EXERCISE TASK
Find the lines holding the word "name" and collect them.

** BEGIN RECORDS SHOWN **

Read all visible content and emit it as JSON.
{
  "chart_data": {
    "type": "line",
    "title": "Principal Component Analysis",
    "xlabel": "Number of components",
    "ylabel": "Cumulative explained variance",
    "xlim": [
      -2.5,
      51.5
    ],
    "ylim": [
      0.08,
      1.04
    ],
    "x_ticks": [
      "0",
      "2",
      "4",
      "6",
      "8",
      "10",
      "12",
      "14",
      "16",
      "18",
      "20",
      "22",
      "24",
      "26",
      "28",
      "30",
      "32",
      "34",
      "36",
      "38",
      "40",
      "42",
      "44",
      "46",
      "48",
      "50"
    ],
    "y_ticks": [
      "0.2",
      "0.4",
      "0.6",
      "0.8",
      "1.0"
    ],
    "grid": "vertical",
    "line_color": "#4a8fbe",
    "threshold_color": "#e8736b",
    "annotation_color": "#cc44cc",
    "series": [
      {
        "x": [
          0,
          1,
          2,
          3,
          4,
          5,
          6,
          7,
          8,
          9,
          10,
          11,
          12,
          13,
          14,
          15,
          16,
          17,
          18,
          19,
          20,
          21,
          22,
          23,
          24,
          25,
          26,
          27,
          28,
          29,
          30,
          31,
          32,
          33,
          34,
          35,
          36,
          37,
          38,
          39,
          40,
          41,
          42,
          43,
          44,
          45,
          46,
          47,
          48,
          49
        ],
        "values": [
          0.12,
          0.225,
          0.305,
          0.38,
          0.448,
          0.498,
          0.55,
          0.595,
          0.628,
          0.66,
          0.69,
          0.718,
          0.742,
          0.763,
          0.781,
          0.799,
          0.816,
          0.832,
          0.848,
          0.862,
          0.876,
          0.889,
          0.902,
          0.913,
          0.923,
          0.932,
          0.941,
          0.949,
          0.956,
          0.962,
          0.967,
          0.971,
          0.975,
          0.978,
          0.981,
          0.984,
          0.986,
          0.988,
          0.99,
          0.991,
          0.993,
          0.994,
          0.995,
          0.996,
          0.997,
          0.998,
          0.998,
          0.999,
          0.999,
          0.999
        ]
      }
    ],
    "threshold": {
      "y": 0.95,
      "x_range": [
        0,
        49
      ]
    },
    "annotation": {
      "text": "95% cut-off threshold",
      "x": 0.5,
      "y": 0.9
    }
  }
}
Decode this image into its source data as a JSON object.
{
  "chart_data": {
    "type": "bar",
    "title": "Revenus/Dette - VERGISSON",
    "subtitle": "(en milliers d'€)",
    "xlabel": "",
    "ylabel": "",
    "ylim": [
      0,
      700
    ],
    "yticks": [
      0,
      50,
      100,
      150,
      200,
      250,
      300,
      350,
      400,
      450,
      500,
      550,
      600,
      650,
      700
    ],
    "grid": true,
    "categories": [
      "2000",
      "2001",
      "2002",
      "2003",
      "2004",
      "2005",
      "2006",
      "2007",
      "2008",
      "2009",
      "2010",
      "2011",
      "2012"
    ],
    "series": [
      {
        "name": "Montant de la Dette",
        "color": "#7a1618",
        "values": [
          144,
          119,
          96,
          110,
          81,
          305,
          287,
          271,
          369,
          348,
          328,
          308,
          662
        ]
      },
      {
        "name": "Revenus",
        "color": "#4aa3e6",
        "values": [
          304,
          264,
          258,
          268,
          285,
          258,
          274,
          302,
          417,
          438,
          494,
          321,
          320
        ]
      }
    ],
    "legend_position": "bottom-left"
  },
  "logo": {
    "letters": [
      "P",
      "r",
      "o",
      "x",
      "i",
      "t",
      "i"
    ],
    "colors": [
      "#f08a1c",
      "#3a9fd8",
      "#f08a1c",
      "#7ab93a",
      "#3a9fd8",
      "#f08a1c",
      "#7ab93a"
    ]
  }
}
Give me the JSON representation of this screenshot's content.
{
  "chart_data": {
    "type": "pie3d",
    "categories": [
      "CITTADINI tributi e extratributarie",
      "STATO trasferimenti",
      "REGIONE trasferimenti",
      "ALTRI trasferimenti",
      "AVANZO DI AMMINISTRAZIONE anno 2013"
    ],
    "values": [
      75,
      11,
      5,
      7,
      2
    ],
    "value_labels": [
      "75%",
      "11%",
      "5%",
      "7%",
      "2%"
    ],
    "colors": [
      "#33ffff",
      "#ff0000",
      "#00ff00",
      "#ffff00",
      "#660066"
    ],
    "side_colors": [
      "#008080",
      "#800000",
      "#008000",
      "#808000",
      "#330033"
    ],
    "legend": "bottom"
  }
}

** END RECORDS SHOWN **

RESULT OF THE TASK
        "name": "Montant de la Dette",
        "name": "Revenus",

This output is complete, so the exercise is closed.